▶ What is asked
Keep only those lines of the records that include the string "Hedge".

Rows from a figure dataset

....................

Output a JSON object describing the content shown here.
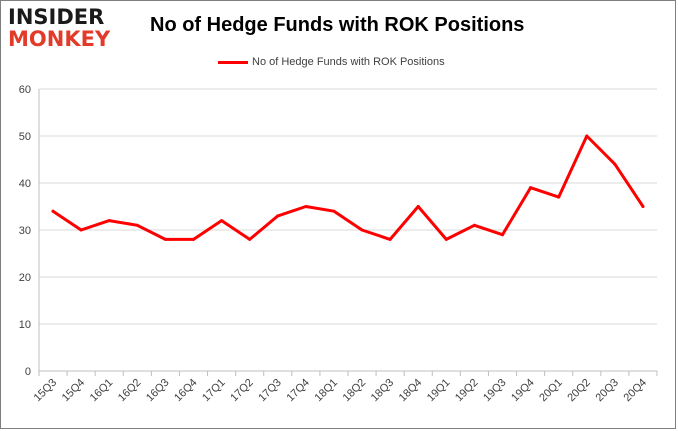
{
  "logo": {
    "line1": "INSIDER",
    "line2": "MONKEY"
  },
  "chart_data": {
    "type": "line",
    "title": "No of Hedge Funds with ROK Positions",
    "xlabel": "",
    "ylabel": "",
    "categories": [
      "15Q3",
      "15Q4",
      "16Q1",
      "16Q2",
      "16Q3",
      "16Q4",
      "17Q1",
      "17Q2",
      "17Q3",
      "17Q4",
      "18Q1",
      "18Q2",
      "18Q3",
      "18Q4",
      "19Q1",
      "19Q2",
      "19Q3",
      "19Q4",
      "20Q1",
      "20Q2",
      "20Q3",
      "20Q4"
    ],
    "series": [
      {
        "name": "No of Hedge Funds with ROK Positions",
        "color": "#ff0000",
        "values": [
          34,
          30,
          32,
          31,
          28,
          28,
          32,
          28,
          33,
          35,
          34,
          30,
          28,
          35,
          28,
          31,
          29,
          39,
          37,
          50,
          44,
          35
        ]
      }
    ],
    "ylim": [
      0,
      60
    ],
    "yticks": [
      0,
      10,
      20,
      30,
      40,
      50,
      60
    ],
    "grid": true,
    "legend_position": "top-center"
  }
}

....................

▶ Solution below
    "title": "No of Hedge Funds with ROK Positions",
        "name": "No of Hedge Funds with ROK Positions",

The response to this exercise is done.